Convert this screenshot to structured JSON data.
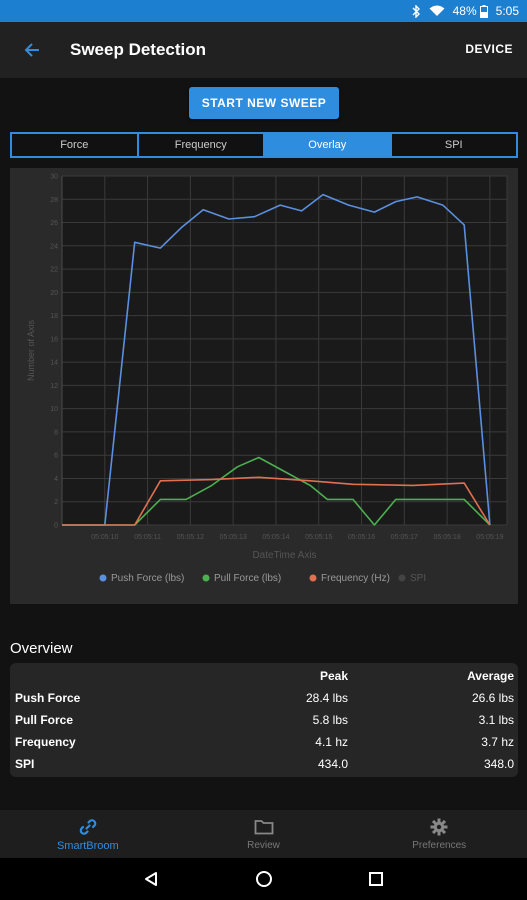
{
  "status_bar": {
    "battery": "48%",
    "time": "5:05",
    "icons": [
      "bluetooth-icon",
      "wifi-icon",
      "battery-icon"
    ]
  },
  "app_bar": {
    "title": "Sweep Detection",
    "action": "DEVICE",
    "back_icon": "arrow-left-icon"
  },
  "start_button": "START NEW SWEEP",
  "tabs": [
    {
      "label": "Force",
      "active": false
    },
    {
      "label": "Frequency",
      "active": false
    },
    {
      "label": "Overlay",
      "active": true
    },
    {
      "label": "SPI",
      "active": false
    }
  ],
  "chart_data": {
    "type": "line",
    "xlabel": "DateTime Axis",
    "ylabel": "Number of Axis",
    "ylim": [
      0,
      30
    ],
    "yticks": [
      0,
      2,
      4,
      6,
      8,
      10,
      12,
      14,
      16,
      18,
      20,
      22,
      24,
      26,
      28,
      30
    ],
    "xticks": [
      "05:05:10",
      "05:05:11",
      "05:05:12",
      "05:05:13",
      "05:05:14",
      "05:05:15",
      "05:05:16",
      "05:05:17",
      "05:05:18",
      "05:05:19"
    ],
    "xlim": [
      9.0,
      19.4
    ],
    "grid": true,
    "legend_position": "bottom",
    "series": [
      {
        "name": "Push Force (lbs)",
        "color": "#5b8fe0",
        "points": [
          [
            9.0,
            0
          ],
          [
            10.0,
            0
          ],
          [
            10.7,
            24.3
          ],
          [
            11.3,
            23.8
          ],
          [
            11.8,
            25.6
          ],
          [
            12.3,
            27.1
          ],
          [
            12.9,
            26.3
          ],
          [
            13.5,
            26.5
          ],
          [
            14.1,
            27.5
          ],
          [
            14.6,
            27.0
          ],
          [
            15.1,
            28.4
          ],
          [
            15.7,
            27.5
          ],
          [
            16.3,
            26.9
          ],
          [
            16.8,
            27.8
          ],
          [
            17.3,
            28.2
          ],
          [
            17.9,
            27.5
          ],
          [
            18.4,
            25.8
          ],
          [
            19.0,
            0
          ]
        ]
      },
      {
        "name": "Pull Force (lbs)",
        "color": "#4caf50",
        "points": [
          [
            9.0,
            0
          ],
          [
            10.7,
            0
          ],
          [
            11.3,
            2.2
          ],
          [
            11.9,
            2.2
          ],
          [
            12.5,
            3.4
          ],
          [
            13.1,
            5.0
          ],
          [
            13.6,
            5.8
          ],
          [
            14.2,
            4.6
          ],
          [
            14.8,
            3.4
          ],
          [
            15.2,
            2.2
          ],
          [
            15.8,
            2.2
          ],
          [
            16.3,
            0
          ],
          [
            16.8,
            2.2
          ],
          [
            17.4,
            2.2
          ],
          [
            18.0,
            2.2
          ],
          [
            18.4,
            2.2
          ],
          [
            19.0,
            0
          ]
        ]
      },
      {
        "name": "Frequency (Hz)",
        "color": "#e07050",
        "points": [
          [
            9.0,
            0
          ],
          [
            10.7,
            0
          ],
          [
            11.3,
            3.8
          ],
          [
            12.5,
            3.9
          ],
          [
            13.6,
            4.1
          ],
          [
            14.8,
            3.8
          ],
          [
            15.8,
            3.5
          ],
          [
            17.2,
            3.4
          ],
          [
            18.4,
            3.6
          ],
          [
            19.0,
            0
          ]
        ]
      },
      {
        "name": "SPI",
        "color": "#444444",
        "points": []
      }
    ]
  },
  "overview": {
    "title": "Overview",
    "headers": [
      "",
      "Peak",
      "Average"
    ],
    "rows": [
      {
        "label": "Push Force",
        "peak": "28.4 lbs",
        "average": "26.6 lbs"
      },
      {
        "label": "Pull Force",
        "peak": "5.8 lbs",
        "average": "3.1 lbs"
      },
      {
        "label": "Frequency",
        "peak": "4.1 hz",
        "average": "3.7 hz"
      },
      {
        "label": "SPI",
        "peak": "434.0",
        "average": "348.0"
      }
    ]
  },
  "bottom_nav": [
    {
      "label": "SmartBroom",
      "icon": "link-icon",
      "active": true
    },
    {
      "label": "Review",
      "icon": "folder-icon",
      "active": false
    },
    {
      "label": "Preferences",
      "icon": "gear-icon",
      "active": false
    }
  ],
  "system_nav": [
    "back-triangle-icon",
    "home-circle-icon",
    "recents-square-icon"
  ],
  "colors": {
    "accent": "#2f8de0",
    "status_bar": "#1c7fd0",
    "background": "#121212"
  }
}
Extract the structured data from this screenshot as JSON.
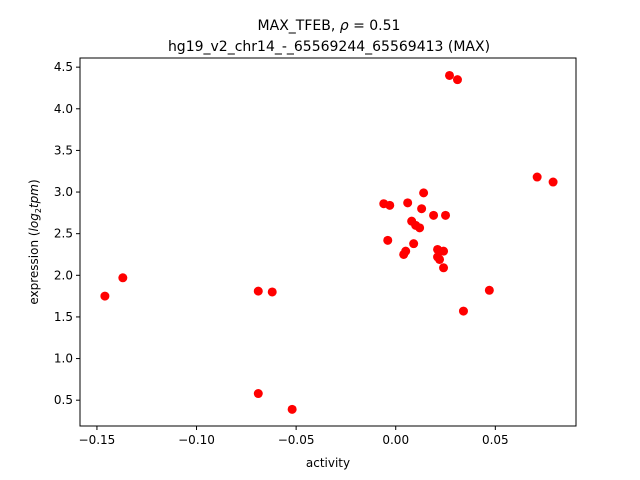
{
  "chart_data": {
    "type": "scatter",
    "title_line1_prefix": "MAX_TFEB, ",
    "title_line1_rho": "ρ",
    "title_line1_eq": " = 0.51",
    "title_line2": "hg19_v2_chr14_-_65569244_65569413 (MAX)",
    "xlabel": "activity",
    "ylabel_prefix": "expression (",
    "ylabel_math": "log",
    "ylabel_sub": "2",
    "ylabel_math2": "tpm",
    "ylabel_suffix": ")",
    "xlim": [
      -0.1585,
      0.0905
    ],
    "ylim": [
      0.19,
      4.61
    ],
    "xticks": [
      -0.15,
      -0.1,
      -0.05,
      0.0,
      0.05
    ],
    "xtick_labels": [
      "−0.15",
      "−0.10",
      "−0.05",
      "0.00",
      "0.05"
    ],
    "yticks": [
      0.5,
      1.0,
      1.5,
      2.0,
      2.5,
      3.0,
      3.5,
      4.0,
      4.5
    ],
    "ytick_labels": [
      "0.5",
      "1.0",
      "1.5",
      "2.0",
      "2.5",
      "3.0",
      "3.5",
      "4.0",
      "4.5"
    ],
    "marker_color": "#ff0000",
    "points": [
      {
        "x": -0.146,
        "y": 1.75
      },
      {
        "x": -0.137,
        "y": 1.97
      },
      {
        "x": -0.069,
        "y": 1.81
      },
      {
        "x": -0.062,
        "y": 1.8
      },
      {
        "x": -0.069,
        "y": 0.58
      },
      {
        "x": -0.052,
        "y": 0.39
      },
      {
        "x": -0.006,
        "y": 2.86
      },
      {
        "x": -0.003,
        "y": 2.84
      },
      {
        "x": -0.004,
        "y": 2.42
      },
      {
        "x": 0.004,
        "y": 2.25
      },
      {
        "x": 0.005,
        "y": 2.29
      },
      {
        "x": 0.006,
        "y": 2.87
      },
      {
        "x": 0.008,
        "y": 2.65
      },
      {
        "x": 0.009,
        "y": 2.38
      },
      {
        "x": 0.01,
        "y": 2.6
      },
      {
        "x": 0.012,
        "y": 2.57
      },
      {
        "x": 0.013,
        "y": 2.8
      },
      {
        "x": 0.014,
        "y": 2.99
      },
      {
        "x": 0.019,
        "y": 2.72
      },
      {
        "x": 0.021,
        "y": 2.31
      },
      {
        "x": 0.021,
        "y": 2.22
      },
      {
        "x": 0.022,
        "y": 2.19
      },
      {
        "x": 0.024,
        "y": 2.29
      },
      {
        "x": 0.024,
        "y": 2.09
      },
      {
        "x": 0.025,
        "y": 2.72
      },
      {
        "x": 0.027,
        "y": 4.4
      },
      {
        "x": 0.031,
        "y": 4.35
      },
      {
        "x": 0.034,
        "y": 1.57
      },
      {
        "x": 0.047,
        "y": 1.82
      },
      {
        "x": 0.071,
        "y": 3.18
      },
      {
        "x": 0.079,
        "y": 3.12
      }
    ]
  }
}
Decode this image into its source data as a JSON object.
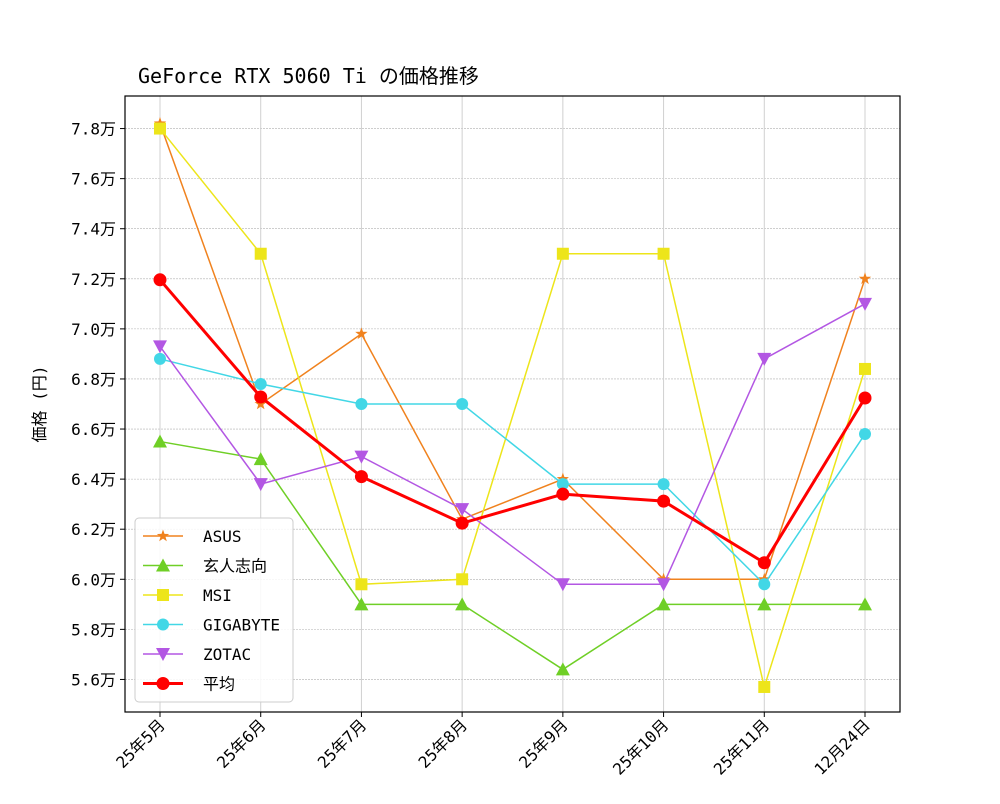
{
  "chart_data": {
    "type": "line",
    "title": "GeForce RTX 5060 Ti の価格推移",
    "xlabel": "",
    "ylabel": "価格 (円)",
    "categories": [
      "25年5月",
      "25年6月",
      "25年7月",
      "25年8月",
      "25年9月",
      "25年10月",
      "25年11月",
      "12月24日"
    ],
    "ylim": [
      54700,
      79300
    ],
    "yticks": [
      56000,
      58000,
      60000,
      62000,
      64000,
      66000,
      68000,
      70000,
      72000,
      74000,
      76000,
      78000
    ],
    "ytick_labels": [
      "5.6万",
      "5.8万",
      "6.0万",
      "6.2万",
      "6.4万",
      "6.6万",
      "6.8万",
      "7.0万",
      "7.2万",
      "7.4万",
      "7.6万",
      "7.8万"
    ],
    "grid": true,
    "legend_position": "lower-left",
    "series": [
      {
        "name": "ASUS",
        "color": "#f0821e",
        "marker": "star",
        "values": [
          78200,
          67000,
          69800,
          62400,
          64000,
          60000,
          60000,
          72000
        ]
      },
      {
        "name": "玄人志向",
        "color": "#6fcf26",
        "marker": "triangle-up",
        "values": [
          65500,
          64800,
          59000,
          59000,
          56400,
          59000,
          59000,
          59000
        ]
      },
      {
        "name": "MSI",
        "color": "#ede51a",
        "marker": "square",
        "values": [
          78000,
          73000,
          59800,
          60000,
          73000,
          73000,
          55700,
          68400
        ]
      },
      {
        "name": "GIGABYTE",
        "color": "#42d7e6",
        "marker": "circle",
        "values": [
          68800,
          67800,
          67000,
          67000,
          63800,
          63800,
          59800,
          65800
        ]
      },
      {
        "name": "ZOTAC",
        "color": "#b357e3",
        "marker": "triangle-down",
        "values": [
          69300,
          63800,
          64900,
          62800,
          59800,
          59800,
          68800,
          71000
        ]
      },
      {
        "name": "平均",
        "color": "#ff0000",
        "marker": "circle",
        "bold": true,
        "values": [
          71960,
          67280,
          64100,
          62240,
          63400,
          63120,
          60660,
          67240
        ]
      }
    ]
  }
}
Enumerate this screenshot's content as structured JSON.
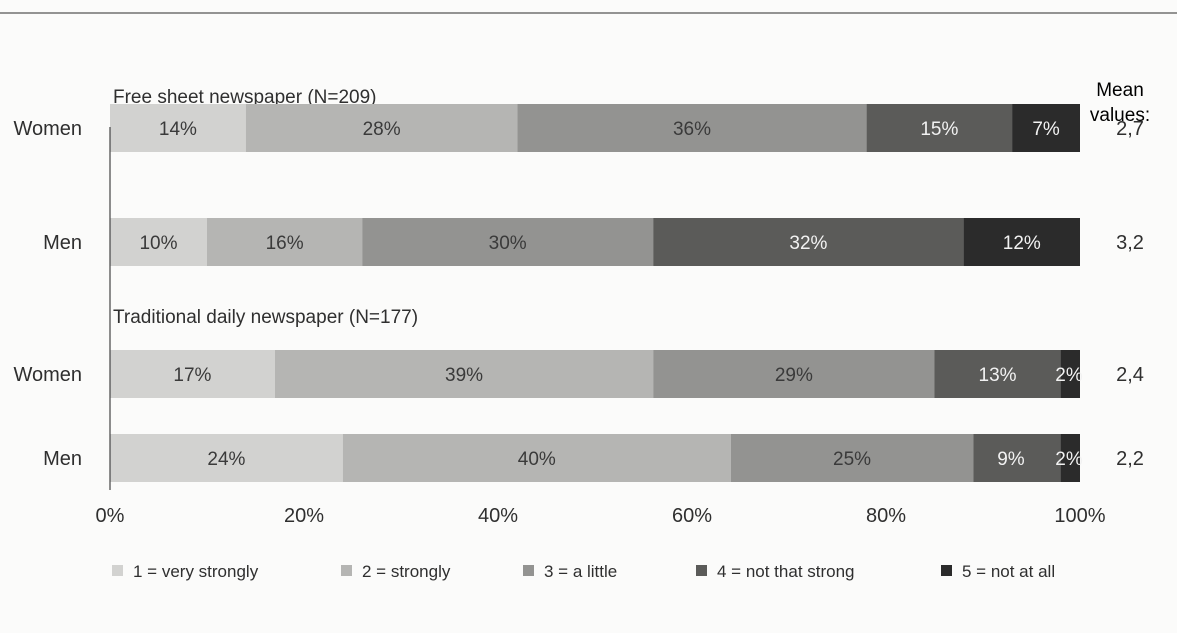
{
  "chart_data": {
    "type": "bar",
    "orientation": "horizontal",
    "stacked": true,
    "xlim": [
      0,
      100
    ],
    "xticks": [
      "0%",
      "20%",
      "40%",
      "60%",
      "80%",
      "100%"
    ],
    "mean_header": "Mean values:",
    "legend": [
      {
        "label": "1 = very strongly",
        "color": "#d2d2d0"
      },
      {
        "label": "2 = strongly",
        "color": "#b5b5b3"
      },
      {
        "label": "3 = a little",
        "color": "#939391"
      },
      {
        "label": "4 = not that strong",
        "color": "#5b5b59"
      },
      {
        "label": "5 = not at all",
        "color": "#2b2b2b"
      }
    ],
    "groups": [
      {
        "title": "Free sheet newspaper (N=209)",
        "rows": [
          {
            "label": "Women",
            "values": [
              14,
              28,
              36,
              15,
              7
            ],
            "value_labels": [
              "14%",
              "28%",
              "36%",
              "15%",
              "7%"
            ],
            "mean": "2,7"
          },
          {
            "label": "Men",
            "values": [
              10,
              16,
              30,
              32,
              12
            ],
            "value_labels": [
              "10%",
              "16%",
              "30%",
              "32%",
              "12%"
            ],
            "mean": "3,2"
          }
        ]
      },
      {
        "title": "Traditional daily newspaper (N=177)",
        "rows": [
          {
            "label": "Women",
            "values": [
              17,
              39,
              29,
              13,
              2
            ],
            "value_labels": [
              "17%",
              "39%",
              "29%",
              "13%",
              "2%"
            ],
            "mean": "2,4"
          },
          {
            "label": "Men",
            "values": [
              24,
              40,
              25,
              9,
              2
            ],
            "value_labels": [
              "24%",
              "40%",
              "25%",
              "9%",
              "2%"
            ],
            "mean": "2,2"
          }
        ]
      }
    ]
  }
}
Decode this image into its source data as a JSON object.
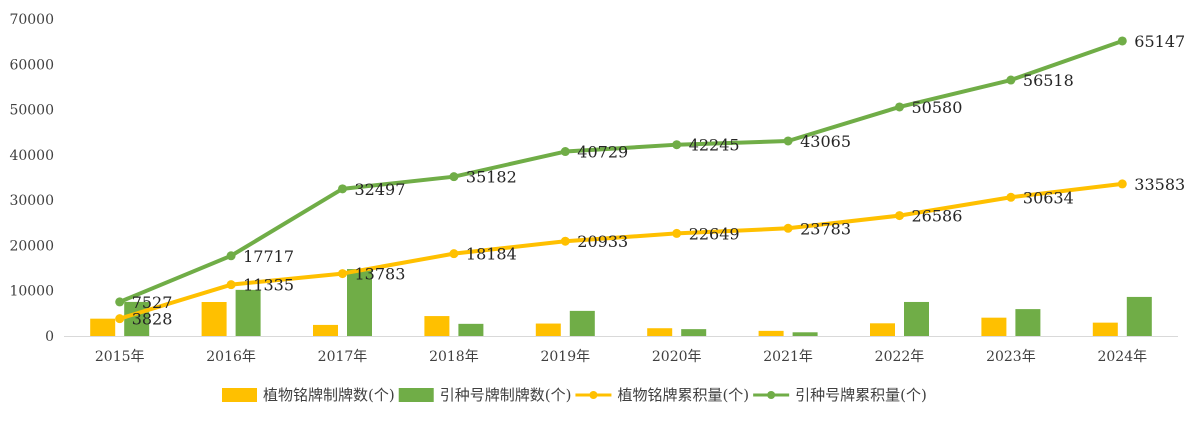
{
  "chart_data": {
    "type": "bar",
    "title": "",
    "xlabel": "",
    "ylabel": "",
    "ylim": [
      0,
      70000
    ],
    "yticks": [
      0,
      10000,
      20000,
      30000,
      40000,
      50000,
      60000,
      70000
    ],
    "grid": false,
    "legend": "bottom",
    "categories": [
      "2015年",
      "2016年",
      "2017年",
      "2018年",
      "2019年",
      "2020年",
      "2021年",
      "2022年",
      "2023年",
      "2024年"
    ],
    "series": [
      {
        "name": "植物铭牌制牌数(个)",
        "kind": "bar",
        "color": "#FFC000",
        "values": [
          3828,
          7507,
          2448,
          4401,
          2749,
          1716,
          1134,
          2803,
          4048,
          2949
        ]
      },
      {
        "name": "引种号牌制牌数(个)",
        "kind": "bar",
        "color": "#70AD47",
        "values": [
          7527,
          10190,
          14780,
          2685,
          5547,
          1516,
          820,
          7515,
          5938,
          8629
        ]
      },
      {
        "name": "植物铭牌累积量(个)",
        "kind": "line",
        "color": "#FFC000",
        "values": [
          3828,
          11335,
          13783,
          18184,
          20933,
          22649,
          23783,
          26586,
          30634,
          33583
        ],
        "labels": [
          "3828",
          "11335",
          "13783",
          "18184",
          "20933",
          "22649",
          "23783",
          "26586",
          "30634",
          "33583"
        ]
      },
      {
        "name": "引种号牌累积量(个)",
        "kind": "line",
        "color": "#70AD47",
        "values": [
          7527,
          17717,
          32497,
          35182,
          40729,
          42245,
          43065,
          50580,
          56518,
          65147
        ],
        "labels": [
          "7527",
          "17717",
          "32497",
          "35182",
          "40729",
          "42245",
          "43065",
          "50580",
          "56518",
          "65147"
        ]
      }
    ]
  }
}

WHAT IS EXPECTED | Look for the word "Pull" in every line of the listing and copy the lines that have it.

ANSWER TO THIS PROBLEM |
        "name": "Pull Force (lbs)",
        "label": "Pull Force",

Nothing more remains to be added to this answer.